* EXERCISE DETAILS:
Can you transcribe the data exactly? Leave the pictures out.

* EXTRACTED DATA:
╔══

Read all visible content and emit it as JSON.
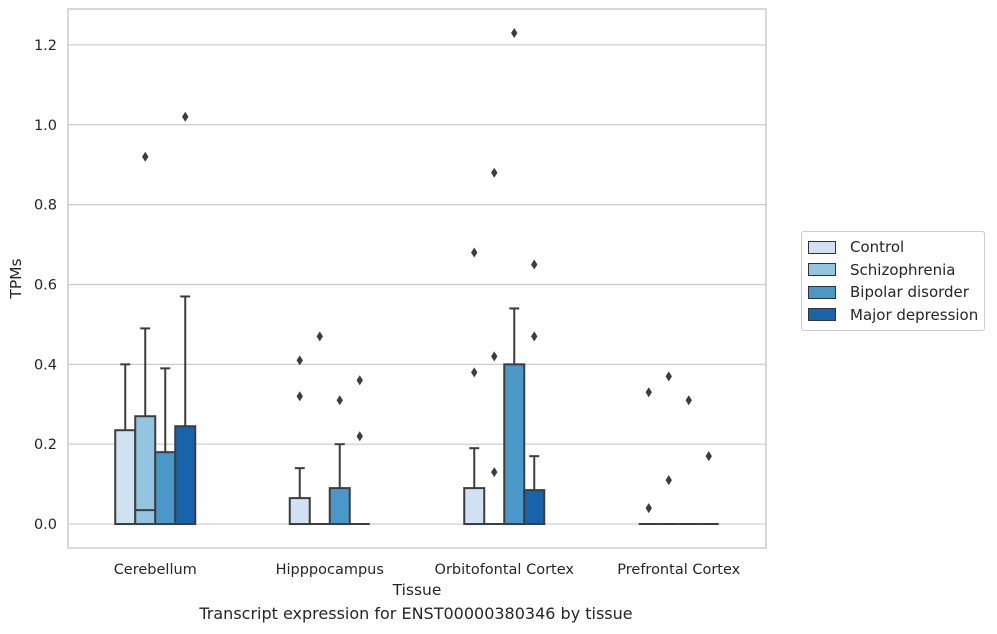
{
  "chart_data": {
    "type": "boxplot",
    "title": "",
    "caption": "Transcript expression for ENST00000380346 by tissue",
    "xlabel": "Tissue",
    "ylabel": "TPMs",
    "ylim": [
      -0.06,
      1.29
    ],
    "yticks": [
      "0.0",
      "0.2",
      "0.4",
      "0.6",
      "0.8",
      "1.0",
      "1.2"
    ],
    "categories": [
      "Cerebellum",
      "Hipppocampus",
      "Orbitofontal Cortex",
      "Prefrontal Cortex"
    ],
    "grid": true,
    "legend_position": "right",
    "series": [
      {
        "name": "Control",
        "color": "#d0e1f2",
        "boxes": [
          {
            "q1": 0,
            "median": 0,
            "q3": 0.235,
            "whisker_low": 0,
            "whisker_high": 0.4,
            "outliers": []
          },
          {
            "q1": 0,
            "median": 0,
            "q3": 0.065,
            "whisker_low": 0,
            "whisker_high": 0.14,
            "outliers": [
              0.32,
              0.41
            ]
          },
          {
            "q1": 0,
            "median": 0,
            "q3": 0.09,
            "whisker_low": 0,
            "whisker_high": 0.19,
            "outliers": [
              0.38,
              0.68
            ]
          },
          {
            "q1": 0,
            "median": 0,
            "q3": 0,
            "whisker_low": 0,
            "whisker_high": 0,
            "outliers": [
              0.04,
              0.33
            ]
          }
        ]
      },
      {
        "name": "Schizophrenia",
        "color": "#94c4df",
        "boxes": [
          {
            "q1": 0,
            "median": 0.035,
            "q3": 0.27,
            "whisker_low": 0,
            "whisker_high": 0.49,
            "outliers": [
              0.92
            ]
          },
          {
            "q1": 0,
            "median": 0,
            "q3": 0,
            "whisker_low": 0,
            "whisker_high": 0,
            "outliers": [
              0.47
            ]
          },
          {
            "q1": 0,
            "median": 0,
            "q3": 0,
            "whisker_low": 0,
            "whisker_high": 0,
            "outliers": [
              0.13,
              0.42,
              0.88
            ]
          },
          {
            "q1": 0,
            "median": 0,
            "q3": 0,
            "whisker_low": 0,
            "whisker_high": 0,
            "outliers": [
              0.11,
              0.37
            ]
          }
        ]
      },
      {
        "name": "Bipolar disorder",
        "color": "#4a98c9",
        "boxes": [
          {
            "q1": 0,
            "median": 0,
            "q3": 0.18,
            "whisker_low": 0,
            "whisker_high": 0.39,
            "outliers": []
          },
          {
            "q1": 0,
            "median": 0,
            "q3": 0.09,
            "whisker_low": 0,
            "whisker_high": 0.2,
            "outliers": [
              0.31
            ]
          },
          {
            "q1": 0,
            "median": 0,
            "q3": 0.4,
            "whisker_low": 0,
            "whisker_high": 0.54,
            "outliers": [
              1.23
            ]
          },
          {
            "q1": 0,
            "median": 0,
            "q3": 0,
            "whisker_low": 0,
            "whisker_high": 0,
            "outliers": [
              0.31
            ]
          }
        ]
      },
      {
        "name": "Major depression",
        "color": "#1764ab",
        "boxes": [
          {
            "q1": 0,
            "median": 0,
            "q3": 0.245,
            "whisker_low": 0,
            "whisker_high": 0.57,
            "outliers": [
              1.02
            ]
          },
          {
            "q1": 0,
            "median": 0,
            "q3": 0,
            "whisker_low": 0,
            "whisker_high": 0,
            "outliers": [
              0.22,
              0.36
            ]
          },
          {
            "q1": 0,
            "median": 0,
            "q3": 0.085,
            "whisker_low": 0,
            "whisker_high": 0.17,
            "outliers": [
              0.47,
              0.65
            ]
          },
          {
            "q1": 0,
            "median": 0,
            "q3": 0,
            "whisker_low": 0,
            "whisker_high": 0,
            "outliers": [
              0.17
            ]
          }
        ]
      }
    ]
  }
}
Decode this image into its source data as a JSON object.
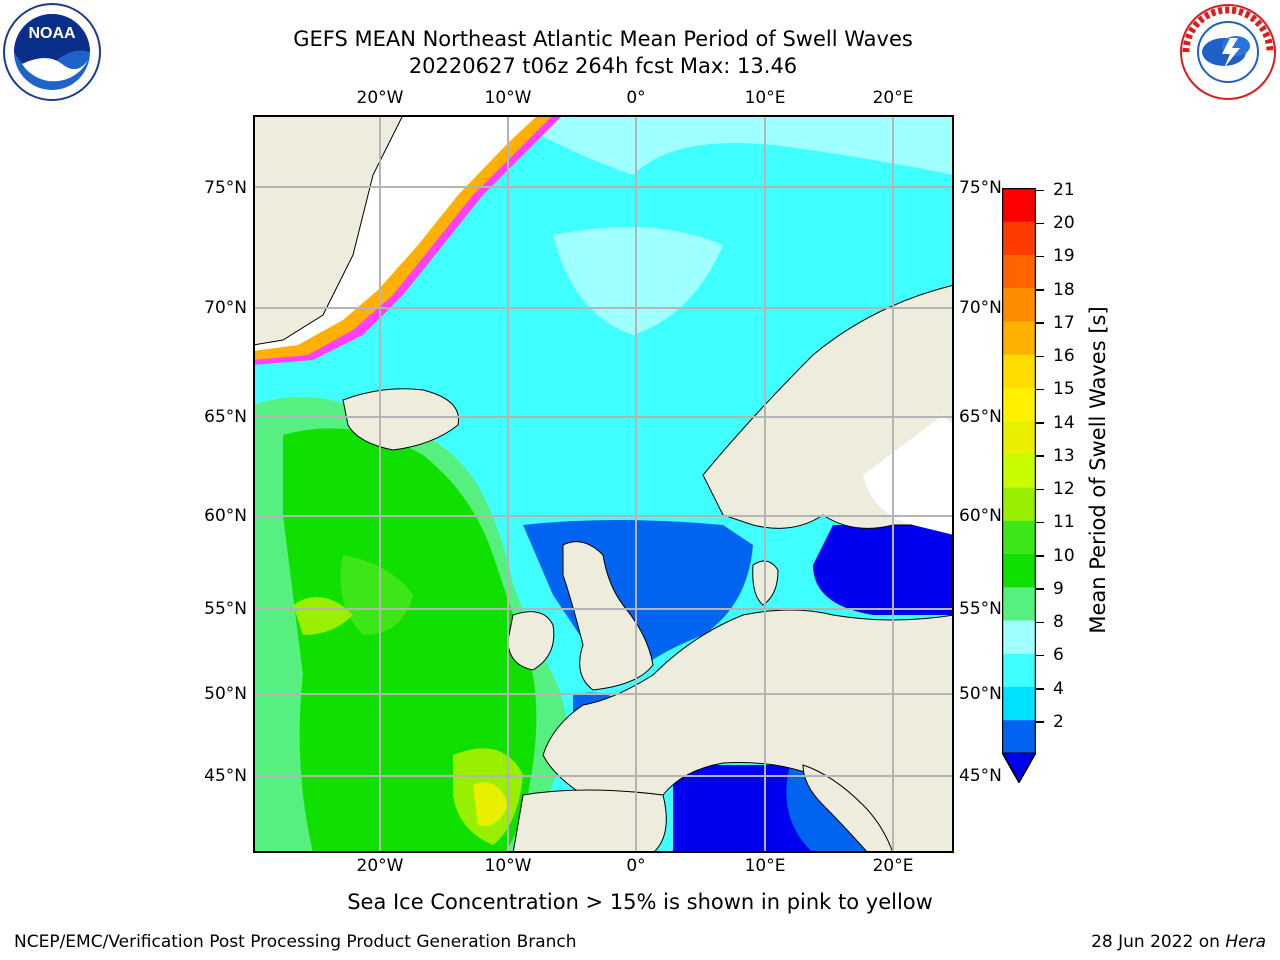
{
  "header": {
    "title_line1": "GEFS MEAN Northeast Atlantic Mean Period of Swell Waves",
    "title_line2": "20220627 t06z 264h fcst   Max: 13.46"
  },
  "map": {
    "lon_labels": [
      "20°W",
      "10°W",
      "0°",
      "10°E",
      "20°E"
    ],
    "lat_labels": [
      "75°N",
      "70°N",
      "65°N",
      "60°N",
      "55°N",
      "50°N",
      "45°N"
    ],
    "colors": {
      "land": "#eeecdc",
      "ice_free_land": "#ffffff",
      "grid": "#b4b4b4"
    }
  },
  "colorbar": {
    "title": "Mean Period of Swell Waves [s]",
    "ticks": [
      "21",
      "20",
      "19",
      "18",
      "17",
      "16",
      "15",
      "14",
      "13",
      "12",
      "11",
      "10",
      "9",
      "8",
      "6",
      "4",
      "2"
    ],
    "colors": [
      "#0064f0",
      "#00e0ff",
      "#40ffff",
      "#a0ffff",
      "#55f080",
      "#10e000",
      "#3ce618",
      "#98f000",
      "#c8fc00",
      "#e8f000",
      "#fff000",
      "#ffdc00",
      "#ffb000",
      "#ff8c00",
      "#ff6400",
      "#ff3c00",
      "#ff0000"
    ],
    "under_color": "#0000f0"
  },
  "ice_note": "Sea Ice Concentration > 15% is shown in pink to yellow",
  "footer": {
    "left": "NCEP/EMC/Verification Post Processing Product Generation Branch",
    "right_date": "28 Jun 2022 on ",
    "right_host": "Hera"
  },
  "logos": {
    "left": "noaa-logo",
    "right": "national-weather-service-logo",
    "left_text": "NOAA",
    "right_text": "NATIONAL WEATHER SERVICE"
  }
}
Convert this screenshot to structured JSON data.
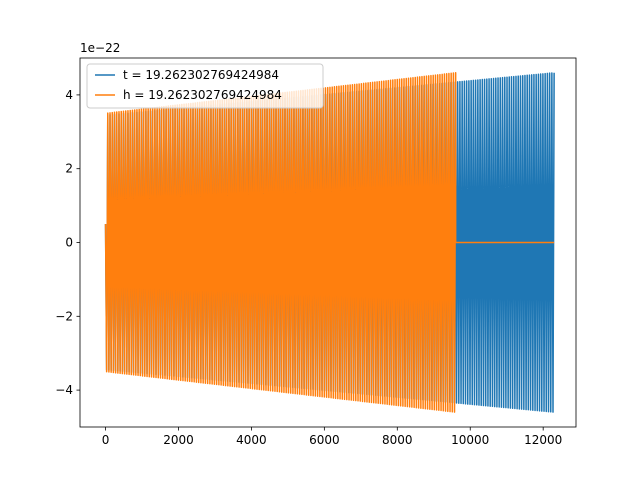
{
  "chart_data": {
    "type": "line",
    "title": "",
    "xlabel": "",
    "ylabel": "",
    "offset_text": "1e−22",
    "xlim": [
      -700,
      12900
    ],
    "ylim": [
      -5.0,
      5.0
    ],
    "x_ticks": [
      0,
      2000,
      4000,
      6000,
      8000,
      10000,
      12000
    ],
    "x_tick_labels": [
      "0",
      "2000",
      "4000",
      "6000",
      "8000",
      "10000",
      "12000"
    ],
    "y_ticks": [
      -4,
      -2,
      0,
      2,
      4
    ],
    "y_tick_labels": [
      "−4",
      "−2",
      "0",
      "2",
      "4"
    ],
    "grid": false,
    "legend_position": "upper left",
    "series": [
      {
        "name": "t = 19.262302769424984",
        "color": "#1f77b4",
        "x_start": 0,
        "x_end": 12300,
        "amplitude_start": 3.45,
        "amplitude_end": 4.6,
        "cycles": 200
      },
      {
        "name": "h = 19.262302769424984",
        "color": "#ff7f0e",
        "x_start": 0,
        "x_end": 9600,
        "amplitude_start": 3.5,
        "amplitude_end": 4.6,
        "cycles": 156,
        "flat_after": 12300
      }
    ]
  }
}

╚══

* THE COMPLETED TASK:
Read all visible content and emit it as JSON.
{
  "chart_data": {
    "type": "boxplot",
    "title": "",
    "caption": "Transcript expression for ENST00000380346 by tissue",
    "xlabel": "Tissue",
    "ylabel": "TPMs",
    "ylim": [
      -0.06,
      1.29
    ],
    "yticks": [
      "0.0",
      "0.2",
      "0.4",
      "0.6",
      "0.8",
      "1.0",
      "1.2"
    ],
    "categories": [
      "Cerebellum",
      "Hipppocampus",
      "Orbitofontal Cortex",
      "Prefrontal Cortex"
    ],
    "grid": true,
    "legend_position": "right",
    "series": [
      {
        "name": "Control",
        "color": "#d0e1f2",
        "boxes": [
          {
            "q1": 0,
            "median": 0,
            "q3": 0.235,
            "whisker_low": 0,
            "whisker_high": 0.4,
            "outliers": []
          },
          {
            "q1": 0,
            "median": 0,
            "q3": 0.065,
            "whisker_low": 0,
            "whisker_high": 0.14,
            "outliers": [
              0.32,
              0.41
            ]
          },
          {
            "q1": 0,
            "median": 0,
            "q3": 0.09,
            "whisker_low": 0,
            "whisker_high": 0.19,
            "outliers": [
              0.38,
              0.68
            ]
          },
          {
            "q1": 0,
            "median": 0,
            "q3": 0,
            "whisker_low": 0,
            "whisker_high": 0,
            "outliers": [
              0.04,
              0.33
            ]
          }
        ]
      },
      {
        "name": "Schizophrenia",
        "color": "#94c4df",
        "boxes": [
          {
            "q1": 0,
            "median": 0.035,
            "q3": 0.27,
            "whisker_low": 0,
            "whisker_high": 0.49,
            "outliers": [
              0.92
            ]
          },
          {
            "q1": 0,
            "median": 0,
            "q3": 0,
            "whisker_low": 0,
            "whisker_high": 0,
            "outliers": [
              0.47
            ]
          },
          {
            "q1": 0,
            "median": 0,
            "q3": 0,
            "whisker_low": 0,
            "whisker_high": 0,
            "outliers": [
              0.13,
              0.42,
              0.88
            ]
          },
          {
            "q1": 0,
            "median": 0,
            "q3": 0,
            "whisker_low": 0,
            "whisker_high": 0,
            "outliers": [
              0.11,
              0.37
            ]
          }
        ]
      },
      {
        "name": "Bipolar disorder",
        "color": "#4a98c9",
        "boxes": [
          {
            "q1": 0,
            "median": 0,
            "q3": 0.18,
            "whisker_low": 0,
            "whisker_high": 0.39,
            "outliers": []
          },
          {
            "q1": 0,
            "median": 0,
            "q3": 0.09,
            "whisker_low": 0,
            "whisker_high": 0.2,
            "outliers": [
              0.31
            ]
          },
          {
            "q1": 0,
            "median": 0,
            "q3": 0.4,
            "whisker_low": 0,
            "whisker_high": 0.54,
            "outliers": [
              1.23
            ]
          },
          {
            "q1": 0,
            "median": 0,
            "q3": 0,
            "whisker_low": 0,
            "whisker_high": 0,
            "outliers": [
              0.31
            ]
          }
        ]
      },
      {
        "name": "Major depression",
        "color": "#1764ab",
        "boxes": [
          {
            "q1": 0,
            "median": 0,
            "q3": 0.245,
            "whisker_low": 0,
            "whisker_high": 0.57,
            "outliers": [
              1.02
            ]
          },
          {
            "q1": 0,
            "median": 0,
            "q3": 0,
            "whisker_low": 0,
            "whisker_high": 0,
            "outliers": [
              0.22,
              0.36
            ]
          },
          {
            "q1": 0,
            "median": 0,
            "q3": 0.085,
            "whisker_low": 0,
            "whisker_high": 0.17,
            "outliers": [
              0.47,
              0.65
            ]
          },
          {
            "q1": 0,
            "median": 0,
            "q3": 0,
            "whisker_low": 0,
            "whisker_high": 0,
            "outliers": [
              0.17
            ]
          }
        ]
      }
    ]
  }
}
Decode this image into its source data as a JSON object.
{
  "header": {
    "title_line1": "GEFS MEAN Northeast Atlantic Mean Period of Swell Waves",
    "title_line2": "20220627 t06z 264h fcst   Max: 13.46"
  },
  "map": {
    "lon_labels": [
      "20°W",
      "10°W",
      "0°",
      "10°E",
      "20°E"
    ],
    "lat_labels": [
      "75°N",
      "70°N",
      "65°N",
      "60°N",
      "55°N",
      "50°N",
      "45°N"
    ],
    "colors": {
      "land": "#eeecdc",
      "ice_free_land": "#ffffff",
      "grid": "#b4b4b4"
    }
  },
  "colorbar": {
    "title": "Mean Period of Swell Waves [s]",
    "ticks": [
      "21",
      "20",
      "19",
      "18",
      "17",
      "16",
      "15",
      "14",
      "13",
      "12",
      "11",
      "10",
      "9",
      "8",
      "6",
      "4",
      "2"
    ],
    "colors": [
      "#0064f0",
      "#00e0ff",
      "#40ffff",
      "#a0ffff",
      "#55f080",
      "#10e000",
      "#3ce618",
      "#98f000",
      "#c8fc00",
      "#e8f000",
      "#fff000",
      "#ffdc00",
      "#ffb000",
      "#ff8c00",
      "#ff6400",
      "#ff3c00",
      "#ff0000"
    ],
    "under_color": "#0000f0"
  },
  "ice_note": "Sea Ice Concentration > 15% is shown in pink to yellow",
  "footer": {
    "left": "NCEP/EMC/Verification Post Processing Product Generation Branch",
    "right_date": "28 Jun 2022 on ",
    "right_host": "Hera"
  },
  "logos": {
    "left": "noaa-logo",
    "right": "national-weather-service-logo",
    "left_text": "NOAA",
    "right_text": "NATIONAL WEATHER SERVICE"
  }
}
Convert this screenshot to structured JSON data.
{
  "chart_data": {
    "type": "line",
    "title": "",
    "xlabel": "",
    "ylabel": "",
    "offset_text": "1e−22",
    "xlim": [
      -700,
      12900
    ],
    "ylim": [
      -5.0,
      5.0
    ],
    "x_ticks": [
      0,
      2000,
      4000,
      6000,
      8000,
      10000,
      12000
    ],
    "x_tick_labels": [
      "0",
      "2000",
      "4000",
      "6000",
      "8000",
      "10000",
      "12000"
    ],
    "y_ticks": [
      -4,
      -2,
      0,
      2,
      4
    ],
    "y_tick_labels": [
      "−4",
      "−2",
      "0",
      "2",
      "4"
    ],
    "grid": false,
    "legend_position": "upper left",
    "series": [
      {
        "name": "t = 19.262302769424984",
        "color": "#1f77b4",
        "x_start": 0,
        "x_end": 12300,
        "amplitude_start": 3.45,
        "amplitude_end": 4.6,
        "cycles": 200
      },
      {
        "name": "h = 19.262302769424984",
        "color": "#ff7f0e",
        "x_start": 0,
        "x_end": 9600,
        "amplitude_start": 3.5,
        "amplitude_end": 4.6,
        "cycles": 156,
        "flat_after": 12300
      }
    ]
  }
}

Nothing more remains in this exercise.